• _WORK REQUIRED_: Look through the lines of the material and count those containing "specific". Give that count alone.

• _SOURCE MATERIAL_:
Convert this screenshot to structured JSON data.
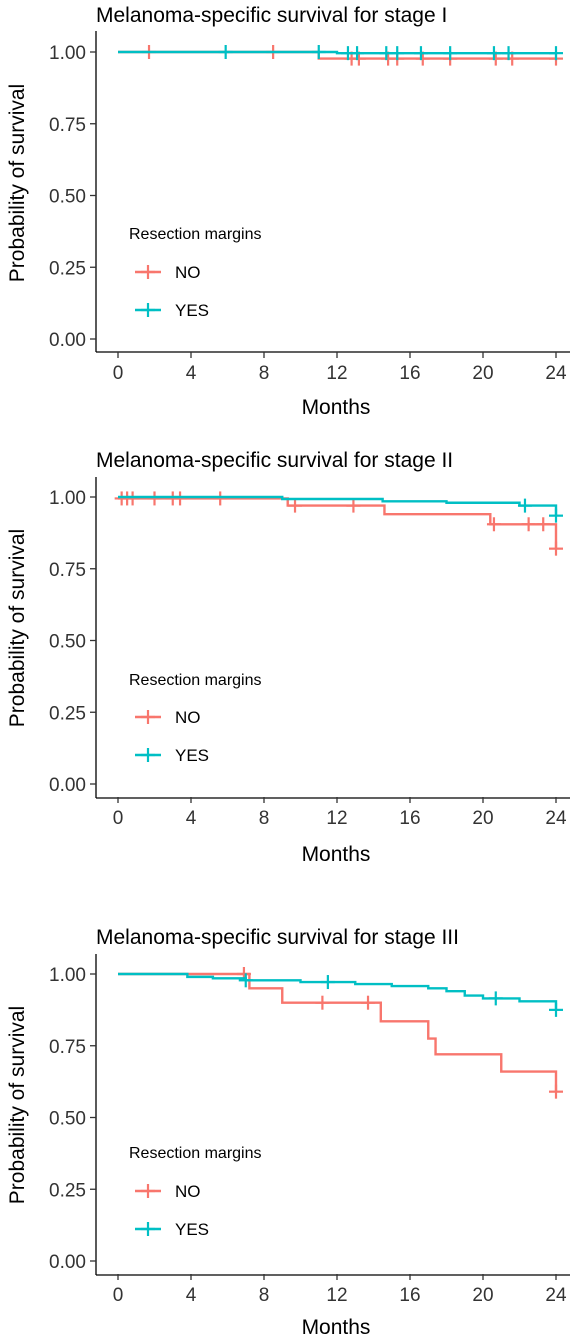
{
  "colors": {
    "NO": "#F8766D",
    "YES": "#00BFC4"
  },
  "chart_data": [
    {
      "type": "line",
      "subtype": "kaplan-meier step",
      "title": "Melanoma-specific survival for stage I",
      "xlabel": "Months",
      "ylabel": "Probability of survival",
      "xlim": [
        0,
        24
      ],
      "ylim": [
        0,
        1
      ],
      "xticks": [
        "0",
        "4",
        "8",
        "12",
        "16",
        "20",
        "24"
      ],
      "yticks": [
        "0.00",
        "0.25",
        "0.50",
        "0.75",
        "1.00"
      ],
      "grid": false,
      "legend_position": "left-middle",
      "legend": {
        "title": "Resection margins",
        "entries": [
          "NO",
          "YES"
        ]
      },
      "series": [
        {
          "name": "NO",
          "steps": [
            [
              0,
              1.0
            ],
            [
              11.0,
              0.977
            ],
            [
              24,
              0.977
            ]
          ],
          "censored": [
            [
              1.7,
              1.0
            ],
            [
              8.5,
              1.0
            ],
            [
              12.8,
              0.977
            ],
            [
              13.2,
              0.977
            ],
            [
              14.8,
              0.977
            ],
            [
              15.3,
              0.977
            ],
            [
              16.7,
              0.977
            ],
            [
              18.2,
              0.977
            ],
            [
              20.7,
              0.977
            ],
            [
              21.6,
              0.977
            ],
            [
              24.0,
              0.977
            ]
          ]
        },
        {
          "name": "YES",
          "steps": [
            [
              0,
              1.0
            ],
            [
              12.0,
              0.996
            ],
            [
              24,
              0.996
            ]
          ],
          "censored": [
            [
              5.9,
              1.0
            ],
            [
              11.0,
              1.0
            ],
            [
              12.6,
              0.996
            ],
            [
              13.1,
              0.996
            ],
            [
              14.7,
              0.996
            ],
            [
              15.3,
              0.996
            ],
            [
              16.6,
              0.996
            ],
            [
              18.2,
              0.996
            ],
            [
              20.6,
              0.996
            ],
            [
              21.4,
              0.996
            ],
            [
              24.0,
              0.996
            ]
          ]
        }
      ]
    },
    {
      "type": "line",
      "subtype": "kaplan-meier step",
      "title": "Melanoma-specific survival for stage II",
      "xlabel": "Months",
      "ylabel": "Probability of survival",
      "xlim": [
        0,
        24
      ],
      "ylim": [
        0,
        1
      ],
      "xticks": [
        "0",
        "4",
        "8",
        "12",
        "16",
        "20",
        "24"
      ],
      "yticks": [
        "0.00",
        "0.25",
        "0.50",
        "0.75",
        "1.00"
      ],
      "grid": false,
      "legend_position": "left-middle",
      "legend": {
        "title": "Resection margins",
        "entries": [
          "NO",
          "YES"
        ]
      },
      "series": [
        {
          "name": "NO",
          "steps": [
            [
              0,
              0.995
            ],
            [
              9.3,
              0.97
            ],
            [
              14.6,
              0.94
            ],
            [
              20.4,
              0.905
            ],
            [
              24.0,
              0.82
            ],
            [
              24,
              0.82
            ]
          ],
          "censored": [
            [
              0.2,
              0.995
            ],
            [
              0.5,
              0.995
            ],
            [
              0.8,
              0.995
            ],
            [
              2.0,
              0.995
            ],
            [
              3.0,
              0.995
            ],
            [
              3.4,
              0.995
            ],
            [
              5.6,
              0.995
            ],
            [
              9.7,
              0.97
            ],
            [
              12.9,
              0.97
            ],
            [
              20.6,
              0.905
            ],
            [
              22.5,
              0.905
            ],
            [
              23.3,
              0.905
            ],
            [
              24.0,
              0.82
            ]
          ]
        },
        {
          "name": "YES",
          "steps": [
            [
              0,
              1.0
            ],
            [
              9.0,
              0.993
            ],
            [
              14.5,
              0.985
            ],
            [
              18.0,
              0.98
            ],
            [
              22.0,
              0.97
            ],
            [
              24.0,
              0.935
            ],
            [
              24,
              0.935
            ]
          ],
          "censored": [
            [
              22.3,
              0.97
            ],
            [
              24.0,
              0.935
            ]
          ]
        }
      ]
    },
    {
      "type": "line",
      "subtype": "kaplan-meier step",
      "title": "Melanoma-specific survival for stage III",
      "xlabel": "Months",
      "ylabel": "Probability of survival",
      "xlim": [
        0,
        24
      ],
      "ylim": [
        0,
        1
      ],
      "xticks": [
        "0",
        "4",
        "8",
        "12",
        "16",
        "20",
        "24"
      ],
      "yticks": [
        "0.00",
        "0.25",
        "0.50",
        "0.75",
        "1.00"
      ],
      "grid": false,
      "legend_position": "left-middle",
      "legend": {
        "title": "Resection margins",
        "entries": [
          "NO",
          "YES"
        ]
      },
      "series": [
        {
          "name": "NO",
          "steps": [
            [
              0,
              1.0
            ],
            [
              7.2,
              0.95
            ],
            [
              9.0,
              0.9
            ],
            [
              14.4,
              0.835
            ],
            [
              17.0,
              0.775
            ],
            [
              17.4,
              0.72
            ],
            [
              21.0,
              0.66
            ],
            [
              24.0,
              0.59
            ],
            [
              24,
              0.59
            ]
          ],
          "censored": [
            [
              6.9,
              1.0
            ],
            [
              11.2,
              0.9
            ],
            [
              13.7,
              0.9
            ],
            [
              24.0,
              0.59
            ]
          ]
        },
        {
          "name": "YES",
          "steps": [
            [
              0,
              1.0
            ],
            [
              3.8,
              0.99
            ],
            [
              5.2,
              0.985
            ],
            [
              7.0,
              0.978
            ],
            [
              10.0,
              0.972
            ],
            [
              13.0,
              0.965
            ],
            [
              15.0,
              0.958
            ],
            [
              17.0,
              0.95
            ],
            [
              18.0,
              0.94
            ],
            [
              19.0,
              0.925
            ],
            [
              20.0,
              0.915
            ],
            [
              22.0,
              0.905
            ],
            [
              24.0,
              0.875
            ],
            [
              24,
              0.875
            ]
          ],
          "censored": [
            [
              7.0,
              0.978
            ],
            [
              11.5,
              0.972
            ],
            [
              20.7,
              0.915
            ],
            [
              24.0,
              0.875
            ]
          ]
        }
      ]
    }
  ]
}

• _OUTPUT FOR THIS TASK_: 3